[SOURCE PASSAGE Boundary: Start]
Stuart Brown, a physician, psychiatrist, clinical researcher and the founder of the National Institute for Play, has made a career of studying the effects of play on people and animals. His conclusion is that play is no less important than oxygen, and that it’s a powerful force in nature that helps determine the likelihood of the very survival of the human race.
Dr. Stuart Brown came to research play through research on murderers–unlikely as that seems–after he found a stunning common thread in killers’ stories: lack of play in childhood. Since then, he’s interviewed thousands of people, including Nobel Prize winners, to catalog their relationships with play, noting a strong correlation between success and playful activity. His new book, Play: How it Shapes the Brain, Opens the Imagination, and Invigorates the Soul, describes the impact play can have on one’s life. Brown reveals that play is an essential way humans learn to socialize. Beginning with the very first play interactions between mother and child, and working up to adult relationships between couples and co-workers, Brown describes how play helps brain development and promotes fairness, justice and empathy.
[SOURCE PASSAGE Boundary: End]
[RECORD SET Boundary: Start]
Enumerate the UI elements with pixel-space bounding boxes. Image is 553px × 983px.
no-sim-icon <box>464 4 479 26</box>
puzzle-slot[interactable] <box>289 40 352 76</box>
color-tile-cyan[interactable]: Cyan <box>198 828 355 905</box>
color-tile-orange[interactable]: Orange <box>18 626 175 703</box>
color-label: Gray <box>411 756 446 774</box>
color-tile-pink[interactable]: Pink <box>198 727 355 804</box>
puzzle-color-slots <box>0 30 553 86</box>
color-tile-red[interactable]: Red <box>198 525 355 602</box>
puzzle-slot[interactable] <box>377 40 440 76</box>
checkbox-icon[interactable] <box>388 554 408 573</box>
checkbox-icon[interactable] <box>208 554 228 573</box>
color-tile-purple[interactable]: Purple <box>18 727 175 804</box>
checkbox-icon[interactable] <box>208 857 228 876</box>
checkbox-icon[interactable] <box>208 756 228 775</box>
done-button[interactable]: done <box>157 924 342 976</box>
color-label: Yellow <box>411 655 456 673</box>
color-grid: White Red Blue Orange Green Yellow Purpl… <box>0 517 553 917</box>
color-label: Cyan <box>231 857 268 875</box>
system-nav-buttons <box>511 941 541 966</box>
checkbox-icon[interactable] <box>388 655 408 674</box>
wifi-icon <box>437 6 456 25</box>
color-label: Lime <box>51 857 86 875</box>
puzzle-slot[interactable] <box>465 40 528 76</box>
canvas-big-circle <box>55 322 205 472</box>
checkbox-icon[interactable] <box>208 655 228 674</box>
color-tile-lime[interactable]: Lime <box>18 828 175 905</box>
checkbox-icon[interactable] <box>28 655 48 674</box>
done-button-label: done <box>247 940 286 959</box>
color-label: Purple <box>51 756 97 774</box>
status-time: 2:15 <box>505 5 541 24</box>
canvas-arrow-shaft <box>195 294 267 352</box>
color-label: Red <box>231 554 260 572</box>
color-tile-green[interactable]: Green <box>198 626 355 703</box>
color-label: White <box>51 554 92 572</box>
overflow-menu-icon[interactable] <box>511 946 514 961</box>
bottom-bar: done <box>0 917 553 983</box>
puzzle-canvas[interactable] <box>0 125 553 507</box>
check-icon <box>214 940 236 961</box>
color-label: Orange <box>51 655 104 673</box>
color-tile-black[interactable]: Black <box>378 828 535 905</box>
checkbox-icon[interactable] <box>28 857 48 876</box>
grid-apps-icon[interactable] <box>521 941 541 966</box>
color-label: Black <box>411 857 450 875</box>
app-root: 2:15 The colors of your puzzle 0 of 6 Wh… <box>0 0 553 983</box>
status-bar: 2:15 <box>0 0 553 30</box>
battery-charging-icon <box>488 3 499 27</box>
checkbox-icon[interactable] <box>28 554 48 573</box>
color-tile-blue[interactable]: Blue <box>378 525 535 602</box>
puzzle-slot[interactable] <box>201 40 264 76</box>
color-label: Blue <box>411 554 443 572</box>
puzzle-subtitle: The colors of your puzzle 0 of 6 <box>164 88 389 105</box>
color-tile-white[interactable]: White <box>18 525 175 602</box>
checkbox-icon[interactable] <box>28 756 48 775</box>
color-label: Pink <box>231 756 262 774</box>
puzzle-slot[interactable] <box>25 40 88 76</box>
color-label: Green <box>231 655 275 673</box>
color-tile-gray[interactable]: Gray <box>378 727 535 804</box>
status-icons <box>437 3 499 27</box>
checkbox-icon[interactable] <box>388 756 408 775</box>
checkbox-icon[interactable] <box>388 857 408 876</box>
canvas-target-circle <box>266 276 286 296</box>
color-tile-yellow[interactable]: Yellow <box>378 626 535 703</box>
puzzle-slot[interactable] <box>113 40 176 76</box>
[RECORD SET Boundary: End]
ACTIVITY:
Using the passage about Stuart Brown's research on play, list each role or title its first sentence gives him.

RESULT OF THIS EXERCISE:
- Physician
- Psychiatrist
- Clinical researcher
- Founder of the National Institute for Play